Goal
Transcribe the records below in full; pictures stay out of the copy.

Recorded information

>> BEGIN

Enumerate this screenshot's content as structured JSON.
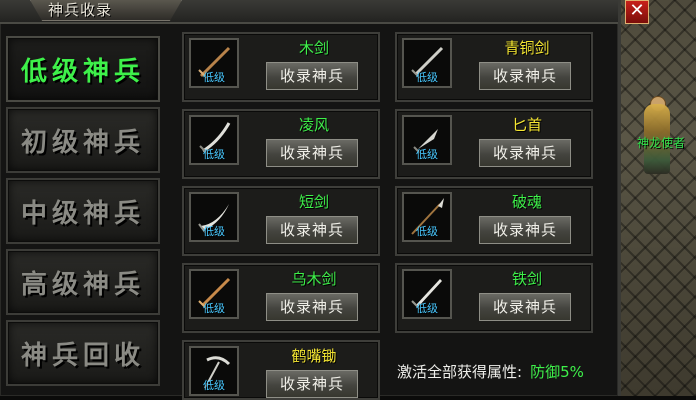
{
  "window": {
    "title": "神兵收录",
    "close_label": "✕"
  },
  "tabs": [
    {
      "label": "低级神兵",
      "active": true
    },
    {
      "label": "初级神兵",
      "active": false
    },
    {
      "label": "中级神兵",
      "active": false
    },
    {
      "label": "高级神兵",
      "active": false
    },
    {
      "label": "神兵回收",
      "active": false
    }
  ],
  "items": [
    {
      "name": "木剑",
      "name_color": "green",
      "grade": "低级",
      "button": "收录神兵",
      "icon": "wooden-sword-icon"
    },
    {
      "name": "青铜剑",
      "name_color": "yellow",
      "grade": "低级",
      "button": "收录神兵",
      "icon": "bronze-sword-icon"
    },
    {
      "name": "凌风",
      "name_color": "green",
      "grade": "低级",
      "button": "收录神兵",
      "icon": "saber-icon"
    },
    {
      "name": "匕首",
      "name_color": "yellow",
      "grade": "低级",
      "button": "收录神兵",
      "icon": "dagger-icon"
    },
    {
      "name": "短剑",
      "name_color": "green",
      "grade": "低级",
      "button": "收录神兵",
      "icon": "short-sword-icon"
    },
    {
      "name": "破魂",
      "name_color": "green",
      "grade": "低级",
      "button": "收录神兵",
      "icon": "spear-icon"
    },
    {
      "name": "乌木剑",
      "name_color": "green",
      "grade": "低级",
      "button": "收录神兵",
      "icon": "ebony-sword-icon"
    },
    {
      "name": "铁剑",
      "name_color": "green",
      "grade": "低级",
      "button": "收录神兵",
      "icon": "iron-sword-icon"
    },
    {
      "name": "鹤嘴锄",
      "name_color": "yellow",
      "grade": "低级",
      "button": "收录神兵",
      "icon": "pickaxe-icon"
    }
  ],
  "summary": {
    "label": "激活全部获得属性:",
    "value": "防御5%"
  },
  "world": {
    "npc_name": "神龙使者"
  },
  "colors": {
    "active_tab": "#3ef04a",
    "grade": "#48c8ff",
    "green_name": "#3ef04a",
    "yellow_name": "#f5e632"
  }
}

>> END

In response
Enumerate this screenshot's content as structured JSON.
{
  "window": {
    "title": "神兵收录",
    "close_label": "✕"
  },
  "tabs": [
    {
      "label": "低级神兵",
      "active": true
    },
    {
      "label": "初级神兵",
      "active": false
    },
    {
      "label": "中级神兵",
      "active": false
    },
    {
      "label": "高级神兵",
      "active": false
    },
    {
      "label": "神兵回收",
      "active": false
    }
  ],
  "items": [
    {
      "name": "木剑",
      "name_color": "green",
      "grade": "低级",
      "button": "收录神兵",
      "icon": "wooden-sword-icon"
    },
    {
      "name": "青铜剑",
      "name_color": "yellow",
      "grade": "低级",
      "button": "收录神兵",
      "icon": "bronze-sword-icon"
    },
    {
      "name": "凌风",
      "name_color": "green",
      "grade": "低级",
      "button": "收录神兵",
      "icon": "saber-icon"
    },
    {
      "name": "匕首",
      "name_color": "yellow",
      "grade": "低级",
      "button": "收录神兵",
      "icon": "dagger-icon"
    },
    {
      "name": "短剑",
      "name_color": "green",
      "grade": "低级",
      "button": "收录神兵",
      "icon": "short-sword-icon"
    },
    {
      "name": "破魂",
      "name_color": "green",
      "grade": "低级",
      "button": "收录神兵",
      "icon": "spear-icon"
    },
    {
      "name": "乌木剑",
      "name_color": "green",
      "grade": "低级",
      "button": "收录神兵",
      "icon": "ebony-sword-icon"
    },
    {
      "name": "铁剑",
      "name_color": "green",
      "grade": "低级",
      "button": "收录神兵",
      "icon": "iron-sword-icon"
    },
    {
      "name": "鹤嘴锄",
      "name_color": "yellow",
      "grade": "低级",
      "button": "收录神兵",
      "icon": "pickaxe-icon"
    }
  ],
  "summary": {
    "label": "激活全部获得属性:",
    "value": "防御5%"
  },
  "world": {
    "npc_name": "神龙使者"
  },
  "colors": {
    "active_tab": "#3ef04a",
    "grade": "#48c8ff",
    "green_name": "#3ef04a",
    "yellow_name": "#f5e632"
  }
}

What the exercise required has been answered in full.